- MATERIAL SUPPLIED
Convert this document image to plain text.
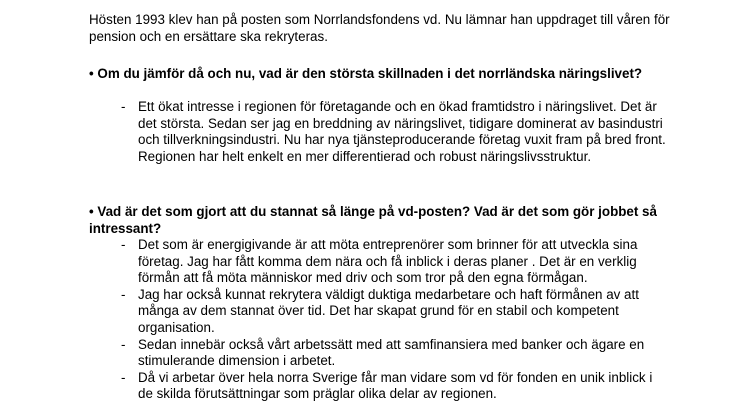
Hösten 1993 klev han på posten som Norrlandsfondens vd. Nu lämnar han uppdraget till våren för pension och en ersättare ska rekryteras.

• Om du jämför då och nu, vad är den största skillnaden i det norrländska näringslivet?

- Ett ökat intresse i regionen för företagande och en ökad framtidstro i näringslivet. Det är det största. Sedan ser jag en breddning av näringslivet, tidigare dominerat av basindustri och tillverkningsindustri. Nu har nya tjänsteproducerande företag vuxit fram på bred front. Regionen har helt enkelt en mer differentierad och robust näringslivsstruktur.

• Vad är det som gjort att du stannat så länge på vd-posten? Vad är det som gör jobbet så intressant?

- Det som är energigivande är att möta entreprenörer som brinner för att utveckla sina företag. Jag har fått komma dem nära och få inblick i deras planer . Det är en verklig förmån att få möta människor med driv och som tror på den egna förmågan.
- Jag har också kunnat rekrytera väldigt duktiga medarbetare och haft förmånen av att många av dem stannat över tid. Det har skapat grund för en stabil och kompetent organisation.
- Sedan innebär också vårt arbetssätt med att samfinansiera med banker och ägare en stimulerande dimension i arbetet.
- Då vi arbetar över hela norra Sverige får man vidare som vd för fonden en unik inblick i de skilda förutsättningar som präglar olika delar av regionen.
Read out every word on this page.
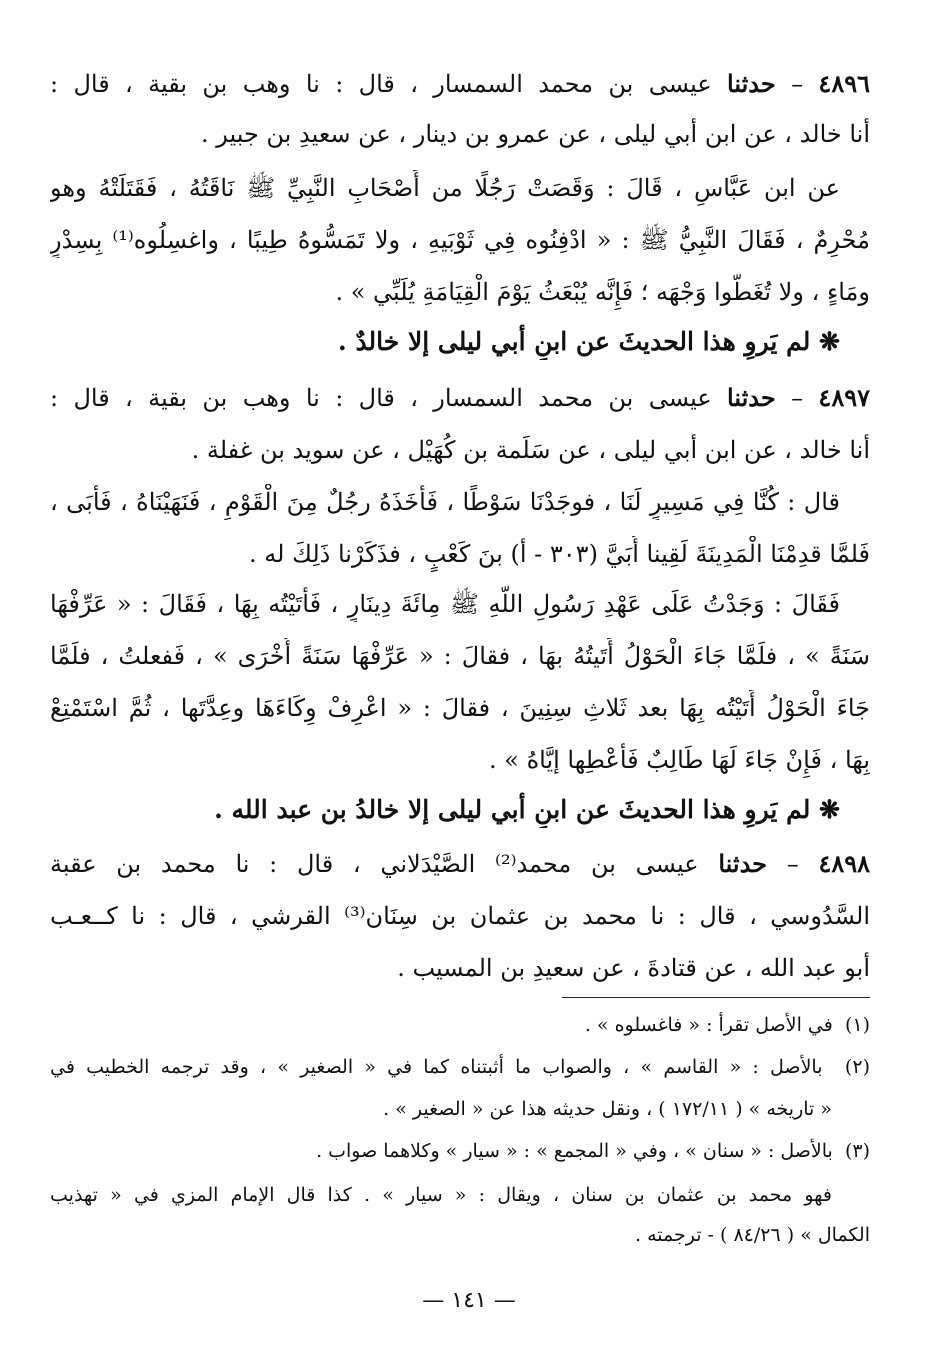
٤٨٩٦ – حدثنا عيسى بن محمد السمسار ، قال : نا وهب بن بقية ، قال :
أنا خالد ، عن ابن أبي ليلى ، عن عمرو بن دينار ، عن سعيدِ بن جبير .
عن ابن عَبَّاسٍ ، قَالَ : وَقَصَتْ رَجُلًا من أَصْحَابِ النَّبِيِّ ﷺ نَاقَتُهُ ، فَقَتَلَتْهُ وهو
مُحْرِمٌ ، فَقَالَ النَّبِيُّ ﷺ : « ادْفِنُوه فِي ثَوْبَيهِ ، ولا تَمَسُّوهُ طِيبًا ، واغسِلُوه⁽¹⁾ بِسِدْرٍ
ومَاءٍ ، ولا تُغَطُّوا وَجْهَه ؛ فَإِنَّه يُبْعَثُ يَوْمَ الْقِيَامَةِ يُلَبِّي » .
❋ لم يَروِ هذا الحديثَ عن ابنِ أبي ليلى إلا خالدٌ .
٤٨٩٧ – حدثنا عيسى بن محمد السمسار ، قال : نا وهب بن بقية ، قال :
أنا خالد ، عن ابن أبي ليلى ، عن سَلَمة بن كُهَيْل ، عن سويد بن غفلة .
قال : كُنَّا فِي مَسِيرٍ لَنَا ، فوجَدْنَا سَوْطًا ، فَأَخَذَهُ رجُلٌ مِنَ الْقَوْمِ ، فَنَهَيْنَاهُ ، فَأَبَى ،
فَلمَّا قدِمْنَا الْمَدِينَةَ لَقِينا أُبَيَّ (٣٠٣ - أ) بنَ كَعْبٍ ، فذَكَرْنا ذَلِكَ له .
فَقَالَ : وَجَدْتُ عَلَى عَهْدِ رَسُولِ اللَّهِ ﷺ مِائَةَ دِينَارٍ ، فَأَتَيْتُه بِهَا ، فَقَالَ : « عَرِّفْهَا
سَنَةً » ، فلَمَّا جَاءَ الْحَوْلُ أَتَيتُهُ بهَا ، فقالَ : « عَرِّفْهَا سَنَةً أُخْرَى » ، فَفعلتُ ، فلَمَّا
جَاءَ الْحَوْلُ أَتَيْتُه بِهَا بعد ثَلاثِ سِنِينَ ، فقالَ : « اعْرِفْ وِكَاءَهَا وعِدَّتَها ، ثُمَّ اسْتَمْتِعْ
بِهَا ، فَإِنْ جَاءَ لَهَا طَالِبٌ فَأَعْطِها إيَّاهُ » .
❋ لم يَروِ هذا الحديثَ عن ابنِ أبي ليلى إلا خالدُ بن عبد الله .
٤٨٩٨ – حدثنا عيسى بن محمد⁽²⁾ الصَّيْدَلاني ، قال : نا محمد بن عقبة
السَّدُوسي ، قال : نا محمد بن عثمان بن سِنَان⁽³⁾ القرشي ، قال : نا كــعـب
أبو عبد الله ، عن قتادةَ ، عن سعيدِ بن المسيب .
(١)  في الأصل تقرأ : « فاغسلوه » .
(٢)  بالأصل : « القاسم » ، والصواب ما أثبتناه كما في « الصغير » ، وقد ترجمه الخطيب في
« تاريخه » ( ١٧٢/١١ ) ، ونقل حديثه هذا عن « الصغير » .
(٣)  بالأصل : « سنان » ، وفي « المجمع » : « سيار » وكلاهما صواب .
فهو محمد بن عثمان بن سنان ، ويقال : « سيار » . كذا قال الإمام المزي في « تهذيب
الكمال » ( ٨٤/٢٦ ) - ترجمته .
— ١٤١ —
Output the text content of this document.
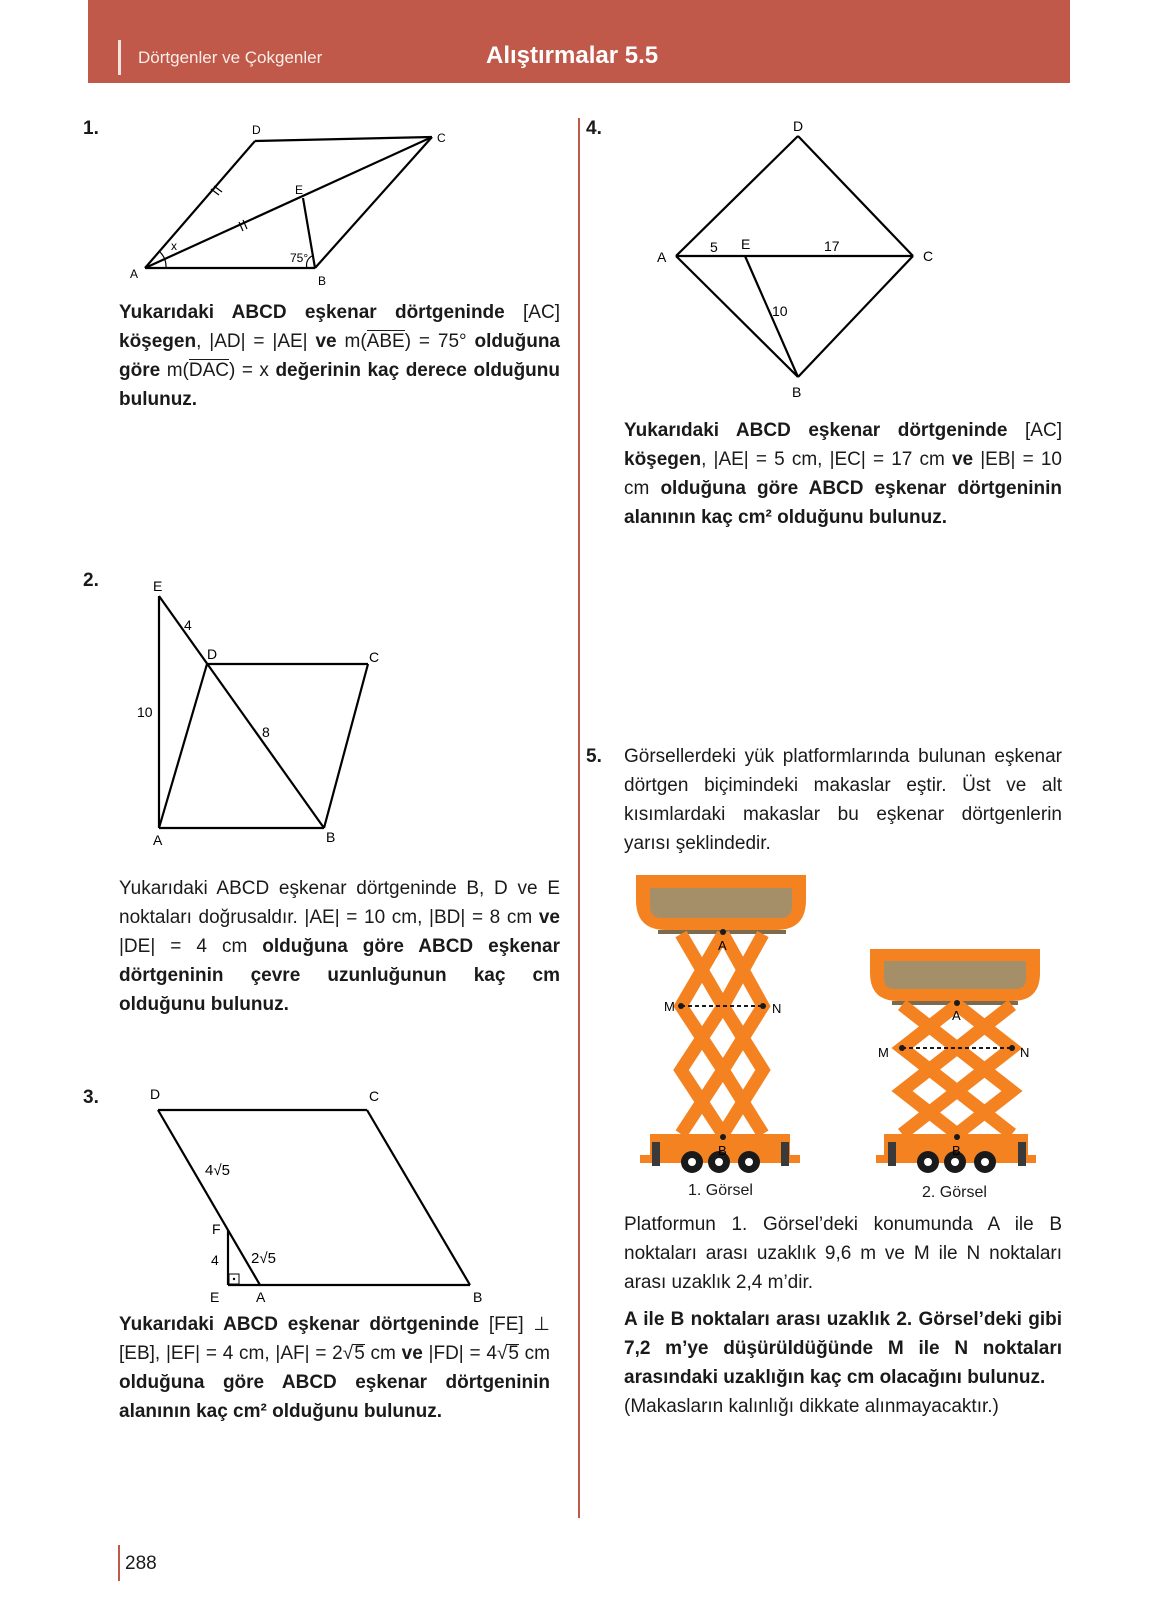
Dörtgenler ve Çokgenler	Alıştırmalar 5.5
1.
A	B
C
D
E
x
75°
Yukarıdaki ABCD eşkenar dörtgeninde [AC] köşegen, |AD| = |AE| ve m(ABE) = 75° olduğuna göre m(DAC) = x değerinin kaç derece olduğunu bulunuz.
2.	E
D	C
A	B
4
10
8
Yukarıdaki ABCD eşkenar dörtgeninde B, D ve E noktaları doğrusaldır. |AE| = 10 cm, |BD| = 8 cm ve |DE| = 4 cm olduğuna göre ABCD eşkenar dörtgeninin çevre uzunluğunun kaç cm olduğunu bulunuz.
3.	D	C
B
A
E
F
4 2√5
4√5
Yukarıdaki ABCD eşkenar dörtgeninde [FE] ⊥ [EB], |EF| = 4 cm, |AF| = 2√5 cm ve |FD| = 4√5 cm olduğuna göre ABCD eşkenar dörtgeninin alanının kaç cm² olduğunu bulunuz.
4.	D
A	C
B
E
5	17
10
Yukarıdaki ABCD eşkenar dörtgeninde [AC] köşegen, |AE| = 5 cm, |EC| = 17 cm ve |EB| = 10 cm olduğuna göre ABCD eşkenar dörtgeninin alanının kaç cm² olduğunu bulunuz.
5. Görsellerdeki yük platformlarında bulunan eşkenar dörtgen biçimindeki makaslar eştir. Üst ve alt kısımlardaki makaslar bu eşkenar dörtgenlerin yarısı şeklindedir.
A
B
M	N	A
B
M	N
1. Görsel	2. Görsel
Platformun 1. Görsel’deki konumunda A ile B noktaları arası uzaklık 9,6 m ve M ile N noktaları arası uzaklık 2,4 m’dir.
A ile B noktaları arası uzaklık 2. Görsel’deki gibi 7,2 m’ye düşürüldüğünde M ile N noktaları arasındaki uzaklığın kaç cm olacağını bulunuz.
(Makasların kalınlığı dikkate alınmayacaktır.)
288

- BRIEF
Reproduce the whole listing above word for word, but not its pictures.

- TASK RESPONSE
Convert this document image to plain text.
Hösten 1993 klev han på posten som Norrlandsfondens vd. Nu lämnar han uppdraget till våren för pension och en ersättare ska rekryteras.

• Om du jämför då och nu, vad är den största skillnaden i det norrländska näringslivet?

- Ett ökat intresse i regionen för företagande och en ökad framtidstro i näringslivet. Det är det största. Sedan ser jag en breddning av näringslivet, tidigare dominerat av basindustri och tillverkningsindustri. Nu har nya tjänsteproducerande företag vuxit fram på bred front. Regionen har helt enkelt en mer differentierad och robust näringslivsstruktur.

• Vad är det som gjort att du stannat så länge på vd-posten? Vad är det som gör jobbet så intressant?

- Det som är energigivande är att möta entreprenörer som brinner för att utveckla sina företag. Jag har fått komma dem nära och få inblick i deras planer . Det är en verklig förmån att få möta människor med driv och som tror på den egna förmågan.
- Jag har också kunnat rekrytera väldigt duktiga medarbetare och haft förmånen av att många av dem stannat över tid. Det har skapat grund för en stabil och kompetent organisation.
- Sedan innebär också vårt arbetssätt med att samfinansiera med banker och ägare en stimulerande dimension i arbetet.
- Då vi arbetar över hela norra Sverige får man vidare som vd för fonden en unik inblick i de skilda förutsättningar som präglar olika delar av regionen.
Read out every word on this page.
٤٨٩٦ – حدثنا عيسى بن محمد السمسار ، قال : نا وهب بن بقية ، قال :
أنا خالد ، عن ابن أبي ليلى ، عن عمرو بن دينار ، عن سعيدِ بن جبير .
عن ابن عَبَّاسٍ ، قَالَ : وَقَصَتْ رَجُلًا من أَصْحَابِ النَّبِيِّ ﷺ نَاقَتُهُ ، فَقَتَلَتْهُ وهو
مُحْرِمٌ ، فَقَالَ النَّبِيُّ ﷺ : « ادْفِنُوه فِي ثَوْبَيهِ ، ولا تَمَسُّوهُ طِيبًا ، واغسِلُوه⁽¹⁾ بِسِدْرٍ
ومَاءٍ ، ولا تُغَطُّوا وَجْهَه ؛ فَإِنَّه يُبْعَثُ يَوْمَ الْقِيَامَةِ يُلَبِّي » .
❋ لم يَروِ هذا الحديثَ عن ابنِ أبي ليلى إلا خالدٌ .
٤٨٩٧ – حدثنا عيسى بن محمد السمسار ، قال : نا وهب بن بقية ، قال :
أنا خالد ، عن ابن أبي ليلى ، عن سَلَمة بن كُهَيْل ، عن سويد بن غفلة .
قال : كُنَّا فِي مَسِيرٍ لَنَا ، فوجَدْنَا سَوْطًا ، فَأَخَذَهُ رجُلٌ مِنَ الْقَوْمِ ، فَنَهَيْنَاهُ ، فَأَبَى ،
فَلمَّا قدِمْنَا الْمَدِينَةَ لَقِينا أُبَيَّ (٣٠٣ - أ) بنَ كَعْبٍ ، فذَكَرْنا ذَلِكَ له .
فَقَالَ : وَجَدْتُ عَلَى عَهْدِ رَسُولِ اللَّهِ ﷺ مِائَةَ دِينَارٍ ، فَأَتَيْتُه بِهَا ، فَقَالَ : « عَرِّفْهَا
سَنَةً » ، فلَمَّا جَاءَ الْحَوْلُ أَتَيتُهُ بهَا ، فقالَ : « عَرِّفْهَا سَنَةً أُخْرَى » ، فَفعلتُ ، فلَمَّا
جَاءَ الْحَوْلُ أَتَيْتُه بِهَا بعد ثَلاثِ سِنِينَ ، فقالَ : « اعْرِفْ وِكَاءَهَا وعِدَّتَها ، ثُمَّ اسْتَمْتِعْ
بِهَا ، فَإِنْ جَاءَ لَهَا طَالِبٌ فَأَعْطِها إيَّاهُ » .
❋ لم يَروِ هذا الحديثَ عن ابنِ أبي ليلى إلا خالدُ بن عبد الله .
٤٨٩٨ – حدثنا عيسى بن محمد⁽²⁾ الصَّيْدَلاني ، قال : نا محمد بن عقبة
السَّدُوسي ، قال : نا محمد بن عثمان بن سِنَان⁽³⁾ القرشي ، قال : نا كــعـب
أبو عبد الله ، عن قتادةَ ، عن سعيدِ بن المسيب .
(١)  في الأصل تقرأ : « فاغسلوه » .
(٢)  بالأصل : « القاسم » ، والصواب ما أثبتناه كما في « الصغير » ، وقد ترجمه الخطيب في
« تاريخه » ( ١٧٢/١١ ) ، ونقل حديثه هذا عن « الصغير » .
(٣)  بالأصل : « سنان » ، وفي « المجمع » : « سيار » وكلاهما صواب .
فهو محمد بن عثمان بن سنان ، ويقال : « سيار » . كذا قال الإمام المزي في « تهذيب
الكمال » ( ٨٤/٢٦ ) - ترجمته .
— ١٤١ —
Output the text content of this document.
Dörtgenler ve Çokgenler	Alıştırmalar 5.5
1.
A	B
C
D
E
x
75°
Yukarıdaki ABCD eşkenar dörtgeninde [AC] köşegen, |AD| = |AE| ve m(ABE) = 75° olduğuna göre m(DAC) = x değerinin kaç derece olduğunu bulunuz.
2.	E
D	C
A	B
4
10
8
Yukarıdaki ABCD eşkenar dörtgeninde B, D ve E noktaları doğrusaldır. |AE| = 10 cm, |BD| = 8 cm ve |DE| = 4 cm olduğuna göre ABCD eşkenar dörtgeninin çevre uzunluğunun kaç cm olduğunu bulunuz.
3.	D	C
B
A
E
F
4 2√5
4√5
Yukarıdaki ABCD eşkenar dörtgeninde [FE] ⊥ [EB], |EF| = 4 cm, |AF| = 2√5 cm ve |FD| = 4√5 cm olduğuna göre ABCD eşkenar dörtgeninin alanının kaç cm² olduğunu bulunuz.
4.	D
A	C
B
E
5	17
10
Yukarıdaki ABCD eşkenar dörtgeninde [AC] köşegen, |AE| = 5 cm, |EC| = 17 cm ve |EB| = 10 cm olduğuna göre ABCD eşkenar dörtgeninin alanının kaç cm² olduğunu bulunuz.
5. Görsellerdeki yük platformlarında bulunan eşkenar dörtgen biçimindeki makaslar eştir. Üst ve alt kısımlardaki makaslar bu eşkenar dörtgenlerin yarısı şeklindedir.
A
B
M	N	A
B
M	N
1. Görsel	2. Görsel
Platformun 1. Görsel’deki konumunda A ile B noktaları arası uzaklık 9,6 m ve M ile N noktaları arası uzaklık 2,4 m’dir.
A ile B noktaları arası uzaklık 2. Görsel’deki gibi 7,2 m’ye düşürüldüğünde M ile N noktaları arasındaki uzaklığın kaç cm olacağını bulunuz.
(Makasların kalınlığı dikkate alınmayacaktır.)
288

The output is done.